## What the task asks
Return the full listing exactly as it is written.

§

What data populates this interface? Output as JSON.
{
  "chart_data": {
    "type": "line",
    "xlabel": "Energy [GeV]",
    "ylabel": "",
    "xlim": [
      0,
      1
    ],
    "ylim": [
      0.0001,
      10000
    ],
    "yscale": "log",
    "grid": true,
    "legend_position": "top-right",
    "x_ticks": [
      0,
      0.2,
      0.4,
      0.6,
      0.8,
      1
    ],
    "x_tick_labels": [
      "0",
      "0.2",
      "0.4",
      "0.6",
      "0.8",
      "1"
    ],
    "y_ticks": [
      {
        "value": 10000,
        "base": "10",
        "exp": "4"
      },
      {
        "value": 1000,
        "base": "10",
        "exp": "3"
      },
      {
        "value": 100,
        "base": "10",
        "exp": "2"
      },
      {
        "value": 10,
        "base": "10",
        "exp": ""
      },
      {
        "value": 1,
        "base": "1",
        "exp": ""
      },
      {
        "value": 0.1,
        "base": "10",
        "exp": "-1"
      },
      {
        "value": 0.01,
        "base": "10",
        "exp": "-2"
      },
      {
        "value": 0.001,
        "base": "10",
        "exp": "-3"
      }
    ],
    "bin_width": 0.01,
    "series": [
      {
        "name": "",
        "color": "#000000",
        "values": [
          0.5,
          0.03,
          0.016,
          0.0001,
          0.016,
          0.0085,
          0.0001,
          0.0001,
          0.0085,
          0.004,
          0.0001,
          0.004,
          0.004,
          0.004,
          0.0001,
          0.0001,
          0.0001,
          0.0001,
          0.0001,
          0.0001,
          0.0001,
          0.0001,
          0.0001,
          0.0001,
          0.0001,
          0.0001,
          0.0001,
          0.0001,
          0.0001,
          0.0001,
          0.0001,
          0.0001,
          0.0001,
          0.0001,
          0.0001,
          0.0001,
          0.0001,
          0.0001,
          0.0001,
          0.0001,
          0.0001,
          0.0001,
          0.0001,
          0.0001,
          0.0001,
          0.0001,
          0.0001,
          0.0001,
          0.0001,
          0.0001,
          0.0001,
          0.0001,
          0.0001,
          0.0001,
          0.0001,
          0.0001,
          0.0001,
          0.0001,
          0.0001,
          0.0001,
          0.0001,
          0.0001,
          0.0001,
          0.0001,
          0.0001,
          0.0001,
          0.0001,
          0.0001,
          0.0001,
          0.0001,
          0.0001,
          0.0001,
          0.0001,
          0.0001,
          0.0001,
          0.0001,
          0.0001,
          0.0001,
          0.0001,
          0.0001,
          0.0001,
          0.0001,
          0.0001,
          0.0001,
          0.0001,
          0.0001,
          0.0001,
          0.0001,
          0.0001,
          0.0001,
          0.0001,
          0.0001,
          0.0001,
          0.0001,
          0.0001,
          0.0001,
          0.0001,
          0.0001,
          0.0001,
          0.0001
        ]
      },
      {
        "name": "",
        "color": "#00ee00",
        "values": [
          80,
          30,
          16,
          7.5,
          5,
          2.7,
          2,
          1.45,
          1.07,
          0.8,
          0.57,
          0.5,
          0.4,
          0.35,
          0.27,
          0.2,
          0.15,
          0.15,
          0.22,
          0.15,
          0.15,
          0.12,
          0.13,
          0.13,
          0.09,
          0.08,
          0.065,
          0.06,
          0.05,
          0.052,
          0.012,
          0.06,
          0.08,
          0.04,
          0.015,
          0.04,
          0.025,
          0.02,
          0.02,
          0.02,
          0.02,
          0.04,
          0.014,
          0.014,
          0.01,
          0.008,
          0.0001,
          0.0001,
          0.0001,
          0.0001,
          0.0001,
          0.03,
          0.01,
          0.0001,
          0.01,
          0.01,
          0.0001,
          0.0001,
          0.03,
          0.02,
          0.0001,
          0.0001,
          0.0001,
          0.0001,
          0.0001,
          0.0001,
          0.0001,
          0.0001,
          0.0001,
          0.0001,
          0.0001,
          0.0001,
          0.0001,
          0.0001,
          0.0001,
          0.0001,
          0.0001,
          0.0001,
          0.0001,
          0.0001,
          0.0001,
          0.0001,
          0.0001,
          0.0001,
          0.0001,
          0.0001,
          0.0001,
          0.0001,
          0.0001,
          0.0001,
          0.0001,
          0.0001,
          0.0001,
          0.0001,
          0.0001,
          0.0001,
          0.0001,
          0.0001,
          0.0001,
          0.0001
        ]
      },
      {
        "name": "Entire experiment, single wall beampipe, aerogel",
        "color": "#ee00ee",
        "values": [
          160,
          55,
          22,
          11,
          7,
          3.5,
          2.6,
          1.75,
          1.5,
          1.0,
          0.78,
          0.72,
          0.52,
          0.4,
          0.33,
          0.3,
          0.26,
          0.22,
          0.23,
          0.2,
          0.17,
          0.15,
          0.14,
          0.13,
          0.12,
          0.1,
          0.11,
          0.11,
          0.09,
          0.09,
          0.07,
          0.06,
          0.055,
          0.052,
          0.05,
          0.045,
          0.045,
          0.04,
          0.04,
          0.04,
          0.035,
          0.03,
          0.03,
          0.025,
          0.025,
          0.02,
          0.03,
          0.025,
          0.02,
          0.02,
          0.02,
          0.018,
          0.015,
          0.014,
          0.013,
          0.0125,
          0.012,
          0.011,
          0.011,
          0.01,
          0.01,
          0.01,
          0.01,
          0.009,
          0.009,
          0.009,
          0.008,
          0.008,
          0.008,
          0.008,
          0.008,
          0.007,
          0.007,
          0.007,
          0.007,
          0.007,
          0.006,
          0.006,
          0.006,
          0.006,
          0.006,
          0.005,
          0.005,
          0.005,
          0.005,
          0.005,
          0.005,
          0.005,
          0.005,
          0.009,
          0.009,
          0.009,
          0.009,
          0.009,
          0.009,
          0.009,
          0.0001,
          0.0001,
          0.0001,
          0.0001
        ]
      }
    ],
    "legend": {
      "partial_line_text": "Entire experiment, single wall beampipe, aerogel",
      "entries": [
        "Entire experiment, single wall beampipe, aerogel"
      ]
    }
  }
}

§

## Response for this exercise
What data populates this interface? Output as JSON.
{
  "chart_data": {
    "type": "line",
    "xlabel": "Energy [GeV]",
    "ylabel": "",
    "xlim": [
      0,
      1
    ],
    "ylim": [
      0.0001,
      10000
    ],
    "yscale": "log",
    "grid": true,
    "legend_position": "top-right",
    "x_ticks": [
      0,
      0.2,
      0.4,
      0.6,
      0.8,
      1
    ],
    "x_tick_labels": [
      "0",
      "0.2",
      "0.4",
      "0.6",
      "0.8",
      "1"
    ],
    "y_ticks": [
      {
        "value": 10000,
        "base": "10",
        "exp": "4"
      },
      {
        "value": 1000,
        "base": "10",
        "exp": "3"
      },
      {
        "value": 100,
        "base": "10",
        "exp": "2"
      },
      {
        "value": 10,
        "base": "10",
        "exp": ""
      },
      {
        "value": 1,
        "base": "1",
        "exp": ""
      },
      {
        "value": 0.1,
        "base": "10",
        "exp": "-1"
      },
      {
        "value": 0.01,
        "base": "10",
        "exp": "-2"
      },
      {
        "value": 0.001,
        "base": "10",
        "exp": "-3"
      }
    ],
    "bin_width": 0.01,
    "series": [
      {
        "name": "",
        "color": "#000000",
        "values": [
          0.5,
          0.03,
          0.016,
          0.0001,
          0.016,
          0.0085,
          0.0001,
          0.0001,
          0.0085,
          0.004,
          0.0001,
          0.004,
          0.004,
          0.004,
          0.0001,
          0.0001,
          0.0001,
          0.0001,
          0.0001,
          0.0001,
          0.0001,
          0.0001,
          0.0001,
          0.0001,
          0.0001,
          0.0001,
          0.0001,
          0.0001,
          0.0001,
          0.0001,
          0.0001,
          0.0001,
          0.0001,
          0.0001,
          0.0001,
          0.0001,
          0.0001,
          0.0001,
          0.0001,
          0.0001,
          0.0001,
          0.0001,
          0.0001,
          0.0001,
          0.0001,
          0.0001,
          0.0001,
          0.0001,
          0.0001,
          0.0001,
          0.0001,
          0.0001,
          0.0001,
          0.0001,
          0.0001,
          0.0001,
          0.0001,
          0.0001,
          0.0001,
          0.0001,
          0.0001,
          0.0001,
          0.0001,
          0.0001,
          0.0001,
          0.0001,
          0.0001,
          0.0001,
          0.0001,
          0.0001,
          0.0001,
          0.0001,
          0.0001,
          0.0001,
          0.0001,
          0.0001,
          0.0001,
          0.0001,
          0.0001,
          0.0001,
          0.0001,
          0.0001,
          0.0001,
          0.0001,
          0.0001,
          0.0001,
          0.0001,
          0.0001,
          0.0001,
          0.0001,
          0.0001,
          0.0001,
          0.0001,
          0.0001,
          0.0001,
          0.0001,
          0.0001,
          0.0001,
          0.0001,
          0.0001
        ]
      },
      {
        "name": "",
        "color": "#00ee00",
        "values": [
          80,
          30,
          16,
          7.5,
          5,
          2.7,
          2,
          1.45,
          1.07,
          0.8,
          0.57,
          0.5,
          0.4,
          0.35,
          0.27,
          0.2,
          0.15,
          0.15,
          0.22,
          0.15,
          0.15,
          0.12,
          0.13,
          0.13,
          0.09,
          0.08,
          0.065,
          0.06,
          0.05,
          0.052,
          0.012,
          0.06,
          0.08,
          0.04,
          0.015,
          0.04,
          0.025,
          0.02,
          0.02,
          0.02,
          0.02,
          0.04,
          0.014,
          0.014,
          0.01,
          0.008,
          0.0001,
          0.0001,
          0.0001,
          0.0001,
          0.0001,
          0.03,
          0.01,
          0.0001,
          0.01,
          0.01,
          0.0001,
          0.0001,
          0.03,
          0.02,
          0.0001,
          0.0001,
          0.0001,
          0.0001,
          0.0001,
          0.0001,
          0.0001,
          0.0001,
          0.0001,
          0.0001,
          0.0001,
          0.0001,
          0.0001,
          0.0001,
          0.0001,
          0.0001,
          0.0001,
          0.0001,
          0.0001,
          0.0001,
          0.0001,
          0.0001,
          0.0001,
          0.0001,
          0.0001,
          0.0001,
          0.0001,
          0.0001,
          0.0001,
          0.0001,
          0.0001,
          0.0001,
          0.0001,
          0.0001,
          0.0001,
          0.0001,
          0.0001,
          0.0001,
          0.0001,
          0.0001
        ]
      },
      {
        "name": "Entire experiment, single wall beampipe, aerogel",
        "color": "#ee00ee",
        "values": [
          160,
          55,
          22,
          11,
          7,
          3.5,
          2.6,
          1.75,
          1.5,
          1.0,
          0.78,
          0.72,
          0.52,
          0.4,
          0.33,
          0.3,
          0.26,
          0.22,
          0.23,
          0.2,
          0.17,
          0.15,
          0.14,
          0.13,
          0.12,
          0.1,
          0.11,
          0.11,
          0.09,
          0.09,
          0.07,
          0.06,
          0.055,
          0.052,
          0.05,
          0.045,
          0.045,
          0.04,
          0.04,
          0.04,
          0.035,
          0.03,
          0.03,
          0.025,
          0.025,
          0.02,
          0.03,
          0.025,
          0.02,
          0.02,
          0.02,
          0.018,
          0.015,
          0.014,
          0.013,
          0.0125,
          0.012,
          0.011,
          0.011,
          0.01,
          0.01,
          0.01,
          0.01,
          0.009,
          0.009,
          0.009,
          0.008,
          0.008,
          0.008,
          0.008,
          0.008,
          0.007,
          0.007,
          0.007,
          0.007,
          0.007,
          0.006,
          0.006,
          0.006,
          0.006,
          0.006,
          0.005,
          0.005,
          0.005,
          0.005,
          0.005,
          0.005,
          0.005,
          0.005,
          0.009,
          0.009,
          0.009,
          0.009,
          0.009,
          0.009,
          0.009,
          0.0001,
          0.0001,
          0.0001,
          0.0001
        ]
      }
    ],
    "legend": {
      "partial_line_text": "Entire experiment, single wall beampipe, aerogel",
      "entries": [
        "Entire experiment, single wall beampipe, aerogel"
      ]
    }
  }
}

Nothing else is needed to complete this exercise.